Texte source:
Face à ces constats, on invente de nouveaux dispositifs sensés palier au manque d’activité physique… alors que le corps lui même n’est déjà que très peu considéré à l’école (place des activités manuelles, des jeux, aménagement des espaces de travail, de détente etc…). Les personnes engagées dans ce comité directeur sont conscientes de ces enjeux et de ce besoin de complémentarité… C’est déjà un point d’appui, même si…
« Une nouvelle fois, on donne l’impression que l’on préfère inventer des façons d’écoper le bateau plutôt que de s’atteler à renforcer la coque ».
Des enjeux sociétaux et sanitaires qui devraient questionner l’ensemble de l’Institution
Le Sgen-CFDT, syndicat général, partage ces inquiétudes et ces constats sur l’activité physique des jeunes. Il a pu par ailleurs contribuer à une réflexion plus globale engagée, dans cette période de crise, par une commission d’enquête pilotée par Marie-Georges Buffet.
Cette inquiétude relève d’un positionnement sociétal global qui certes, peut et doit mobiliser l’école du 21ème siècle. Il faudrait s’interroger globalement sur la place du corps, nos modes de vie, nos modes de relation… en particulier au sein même de l’institution scolaire.

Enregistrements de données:
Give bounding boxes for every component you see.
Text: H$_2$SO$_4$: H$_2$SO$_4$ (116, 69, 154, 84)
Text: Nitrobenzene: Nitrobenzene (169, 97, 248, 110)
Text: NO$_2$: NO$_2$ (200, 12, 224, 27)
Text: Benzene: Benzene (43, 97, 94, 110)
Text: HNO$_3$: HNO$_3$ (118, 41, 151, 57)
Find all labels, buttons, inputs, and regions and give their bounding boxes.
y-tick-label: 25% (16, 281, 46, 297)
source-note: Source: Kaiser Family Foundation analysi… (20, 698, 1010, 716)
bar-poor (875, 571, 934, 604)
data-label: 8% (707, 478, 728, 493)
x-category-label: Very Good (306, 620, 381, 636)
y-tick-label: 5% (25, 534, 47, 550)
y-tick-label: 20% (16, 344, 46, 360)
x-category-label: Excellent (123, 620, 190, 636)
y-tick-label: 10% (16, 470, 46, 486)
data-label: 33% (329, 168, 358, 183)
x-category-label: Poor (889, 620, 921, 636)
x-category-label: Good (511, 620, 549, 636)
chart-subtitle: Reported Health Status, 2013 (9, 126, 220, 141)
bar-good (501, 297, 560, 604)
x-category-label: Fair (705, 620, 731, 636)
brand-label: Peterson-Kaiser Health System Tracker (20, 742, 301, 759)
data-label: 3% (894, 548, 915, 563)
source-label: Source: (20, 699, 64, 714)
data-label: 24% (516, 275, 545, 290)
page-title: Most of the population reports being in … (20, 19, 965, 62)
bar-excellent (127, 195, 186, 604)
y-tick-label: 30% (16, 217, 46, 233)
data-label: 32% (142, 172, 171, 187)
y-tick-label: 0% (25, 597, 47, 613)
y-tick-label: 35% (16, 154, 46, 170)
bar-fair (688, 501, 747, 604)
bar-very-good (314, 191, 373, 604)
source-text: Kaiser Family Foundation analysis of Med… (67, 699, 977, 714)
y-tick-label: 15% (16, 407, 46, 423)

Exercice 1: Selon le texte sur l'activité physique à l'école, qui pilotait la commission d'enquête à laquelle le Sgen-CFDT a contribué ?
Exercice 2: Prolongez le texte sur l'activité physique à l'école à partir de sa dernière phrase.

Réponse attendue 1: La commission d'enquête était pilotée par Marie-Georges Buffet.

Réponse attendue 2:
Le Sgen-CFDT, trouverait intéressant et nécessaire que ces échanges soient directement initiés par notre ministère de tutelle, sans attendre le prétexte des JO 2024, et de passer par une commission aussi compétente et motivée soit-elle.
Des enjeux, et des temps, qui peuvent concerner l’EPS, mais ne doivent pas se substituer aux temps et enjeux d’apprentissage de cette discipline scolaire.
Comme nous l’avons déjà signalé, l’EPS ne répond pas simplement à des enjeux sanitaires, pas plus que cet enseignement ne se résume à des enjeux sportifs ou olympiques.
On peut par exemple illustrer toutes ces confusions en regardant les fiches repères pour ces « 30 minutes d’activités physiques ». Certaines font référence à une séance de dubble dutch, ou de jonglage… Sans préjuger de l’intérêt de ces pratiques, bien au contraire, ni des réflexions qui ont abouti à ces propositions, il est nécessaire de reconnaître que les apprentissages engagés dans ces activités sont particulièrement complexes. Ils nécessitent une formation pour les enseignant·es, des temps de pratiques longs, des adaptations, des pistes de différentiation etc. Cela ne s’improvise pas.
Par ailleurs, si nous reconnaissons les Jeux Olympiques comme objet culturel global, ils peuvent, à ce titre, être étudiés à l’école, et ce de façon interdisciplinaire. Et si ce thème peut concerner l’EPS, il ne doit pas s’y substituer. Les rapporteurs du groupe semblent réfléchir dans ce sens, et c’est tant mieux.
Nous avons donc là plusieurs formes de pratiques, plusieurs objets d’apprentissages, plusieurs temps de pratiques, plusieurs intervenants… qu’il convient de distinguer pour éviter de tout diluer.
Il semble nécessaire de bien identifier les enjeux de chaque problématique et les espaces, scolaires ou non, où elles doivent se développer.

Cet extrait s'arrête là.